>> Begin
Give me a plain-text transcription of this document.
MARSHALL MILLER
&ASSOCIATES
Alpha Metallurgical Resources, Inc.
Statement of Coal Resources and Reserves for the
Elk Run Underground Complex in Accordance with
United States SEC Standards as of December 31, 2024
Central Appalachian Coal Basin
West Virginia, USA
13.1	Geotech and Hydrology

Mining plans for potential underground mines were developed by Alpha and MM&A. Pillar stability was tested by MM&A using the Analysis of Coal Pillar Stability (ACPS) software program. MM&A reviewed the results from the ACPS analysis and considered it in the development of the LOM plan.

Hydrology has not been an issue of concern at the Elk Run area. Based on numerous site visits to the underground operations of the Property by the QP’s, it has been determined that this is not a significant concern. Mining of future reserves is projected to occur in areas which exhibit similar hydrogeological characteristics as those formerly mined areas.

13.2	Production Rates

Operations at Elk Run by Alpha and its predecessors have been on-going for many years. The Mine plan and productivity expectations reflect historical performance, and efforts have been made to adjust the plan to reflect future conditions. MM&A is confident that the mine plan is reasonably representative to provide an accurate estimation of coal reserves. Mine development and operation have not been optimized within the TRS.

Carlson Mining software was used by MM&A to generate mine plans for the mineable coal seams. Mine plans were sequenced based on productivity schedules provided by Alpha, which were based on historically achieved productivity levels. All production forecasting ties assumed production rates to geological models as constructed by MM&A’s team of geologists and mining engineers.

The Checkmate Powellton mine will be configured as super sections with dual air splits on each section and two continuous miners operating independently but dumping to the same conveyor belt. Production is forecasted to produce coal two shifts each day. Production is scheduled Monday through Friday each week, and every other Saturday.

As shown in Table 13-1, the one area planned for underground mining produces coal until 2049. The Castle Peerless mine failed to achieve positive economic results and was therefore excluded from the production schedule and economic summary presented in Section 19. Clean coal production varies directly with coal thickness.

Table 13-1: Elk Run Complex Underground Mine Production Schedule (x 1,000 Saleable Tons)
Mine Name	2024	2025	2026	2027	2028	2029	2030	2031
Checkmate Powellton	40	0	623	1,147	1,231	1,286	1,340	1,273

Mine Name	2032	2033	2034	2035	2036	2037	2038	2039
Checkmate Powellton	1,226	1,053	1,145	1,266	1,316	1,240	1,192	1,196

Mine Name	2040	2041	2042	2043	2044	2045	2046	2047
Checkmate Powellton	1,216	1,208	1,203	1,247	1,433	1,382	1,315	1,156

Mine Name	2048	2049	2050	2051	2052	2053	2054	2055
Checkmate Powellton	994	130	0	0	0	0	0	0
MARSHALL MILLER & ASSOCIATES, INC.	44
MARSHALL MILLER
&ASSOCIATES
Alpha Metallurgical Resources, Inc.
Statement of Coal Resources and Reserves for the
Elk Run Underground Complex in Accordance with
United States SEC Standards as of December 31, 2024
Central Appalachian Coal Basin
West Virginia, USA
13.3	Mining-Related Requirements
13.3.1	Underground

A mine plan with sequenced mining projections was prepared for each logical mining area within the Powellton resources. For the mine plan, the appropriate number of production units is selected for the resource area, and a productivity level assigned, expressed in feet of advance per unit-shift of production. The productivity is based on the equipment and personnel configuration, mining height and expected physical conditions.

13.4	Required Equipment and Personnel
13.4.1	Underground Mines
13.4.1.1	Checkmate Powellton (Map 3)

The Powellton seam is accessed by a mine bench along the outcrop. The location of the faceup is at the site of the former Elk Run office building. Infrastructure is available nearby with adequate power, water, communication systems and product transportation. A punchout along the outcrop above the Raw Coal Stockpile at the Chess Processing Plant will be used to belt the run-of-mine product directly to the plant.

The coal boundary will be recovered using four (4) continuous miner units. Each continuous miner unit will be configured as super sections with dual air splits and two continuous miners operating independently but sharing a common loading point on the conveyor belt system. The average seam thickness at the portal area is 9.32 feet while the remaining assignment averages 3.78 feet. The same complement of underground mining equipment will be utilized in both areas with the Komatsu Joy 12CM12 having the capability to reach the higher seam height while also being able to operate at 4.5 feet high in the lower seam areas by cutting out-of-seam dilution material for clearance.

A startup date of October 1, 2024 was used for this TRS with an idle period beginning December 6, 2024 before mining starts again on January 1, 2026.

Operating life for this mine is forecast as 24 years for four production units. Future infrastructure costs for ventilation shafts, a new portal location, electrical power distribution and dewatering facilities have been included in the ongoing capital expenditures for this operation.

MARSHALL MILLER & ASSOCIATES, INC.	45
>> End
What needs to be done - Give the complete listing a second time, exactly as it reads.

Correct response -
Give me a plain-text transcription of this document.
MARSHALL MILLER
&ASSOCIATES
Alpha Metallurgical Resources, Inc.
Statement of Coal Resources and Reserves for the
Elk Run Underground Complex in Accordance with
United States SEC Standards as of December 31, 2024
Central Appalachian Coal Basin
West Virginia, USA
13.1	Geotech and Hydrology

Mining plans for potential underground mines were developed by Alpha and MM&A. Pillar stability was tested by MM&A using the Analysis of Coal Pillar Stability (ACPS) software program. MM&A reviewed the results from the ACPS analysis and considered it in the development of the LOM plan.

Hydrology has not been an issue of concern at the Elk Run area. Based on numerous site visits to the underground operations of the Property by the QP’s, it has been determined that this is not a significant concern. Mining of future reserves is projected to occur in areas which exhibit similar hydrogeological characteristics as those formerly mined areas.

13.2	Production Rates

Operations at Elk Run by Alpha and its predecessors have been on-going for many years. The Mine plan and productivity expectations reflect historical performance, and efforts have been made to adjust the plan to reflect future conditions. MM&A is confident that the mine plan is reasonably representative to provide an accurate estimation of coal reserves. Mine development and operation have not been optimized within the TRS.

Carlson Mining software was used by MM&A to generate mine plans for the mineable coal seams. Mine plans were sequenced based on productivity schedules provided by Alpha, which were based on historically achieved productivity levels. All production forecasting ties assumed production rates to geological models as constructed by MM&A’s team of geologists and mining engineers.

The Checkmate Powellton mine will be configured as super sections with dual air splits on each section and two continuous miners operating independently but dumping to the same conveyor belt. Production is forecasted to produce coal two shifts each day. Production is scheduled Monday through Friday each week, and every other Saturday.

As shown in Table 13-1, the one area planned for underground mining produces coal until 2049. The Castle Peerless mine failed to achieve positive economic results and was therefore excluded from the production schedule and economic summary presented in Section 19. Clean coal production varies directly with coal thickness.

Table 13-1: Elk Run Complex Underground Mine Production Schedule (x 1,000 Saleable Tons)
Mine Name	2024	2025	2026	2027	2028	2029	2030	2031
Checkmate Powellton	40	0	623	1,147	1,231	1,286	1,340	1,273

Mine Name	2032	2033	2034	2035	2036	2037	2038	2039
Checkmate Powellton	1,226	1,053	1,145	1,266	1,316	1,240	1,192	1,196

Mine Name	2040	2041	2042	2043	2044	2045	2046	2047
Checkmate Powellton	1,216	1,208	1,203	1,247	1,433	1,382	1,315	1,156

Mine Name	2048	2049	2050	2051	2052	2053	2054	2055
Checkmate Powellton	994	130	0	0	0	0	0	0
MARSHALL MILLER & ASSOCIATES, INC.	44
MARSHALL MILLER
&ASSOCIATES
Alpha Metallurgical Resources, Inc.
Statement of Coal Resources and Reserves for the
Elk Run Underground Complex in Accordance with
United States SEC Standards as of December 31, 2024
Central Appalachian Coal Basin
West Virginia, USA
13.3	Mining-Related Requirements
13.3.1	Underground

A mine plan with sequenced mining projections was prepared for each logical mining area within the Powellton resources. For the mine plan, the appropriate number of production units is selected for the resource area, and a productivity level assigned, expressed in feet of advance per unit-shift of production. The productivity is based on the equipment and personnel configuration, mining height and expected physical conditions.

13.4	Required Equipment and Personnel
13.4.1	Underground Mines
13.4.1.1	Checkmate Powellton (Map 3)

The Powellton seam is accessed by a mine bench along the outcrop. The location of the faceup is at the site of the former Elk Run office building. Infrastructure is available nearby with adequate power, water, communication systems and product transportation. A punchout along the outcrop above the Raw Coal Stockpile at the Chess Processing Plant will be used to belt the run-of-mine product directly to the plant.

The coal boundary will be recovered using four (4) continuous miner units. Each continuous miner unit will be configured as super sections with dual air splits and two continuous miners operating independently but sharing a common loading point on the conveyor belt system. The average seam thickness at the portal area is 9.32 feet while the remaining assignment averages 3.78 feet. The same complement of underground mining equipment will be utilized in both areas with the Komatsu Joy 12CM12 having the capability to reach the higher seam height while also being able to operate at 4.5 feet high in the lower seam areas by cutting out-of-seam dilution material for clearance.

A startup date of October 1, 2024 was used for this TRS with an idle period beginning December 6, 2024 before mining starts again on January 1, 2026.

Operating life for this mine is forecast as 24 years for four production units. Future infrastructure costs for ventilation shafts, a new portal location, electrical power distribution and dewatering facilities have been included in the ongoing capital expenditures for this operation.

MARSHALL MILLER & ASSOCIATES, INC.	45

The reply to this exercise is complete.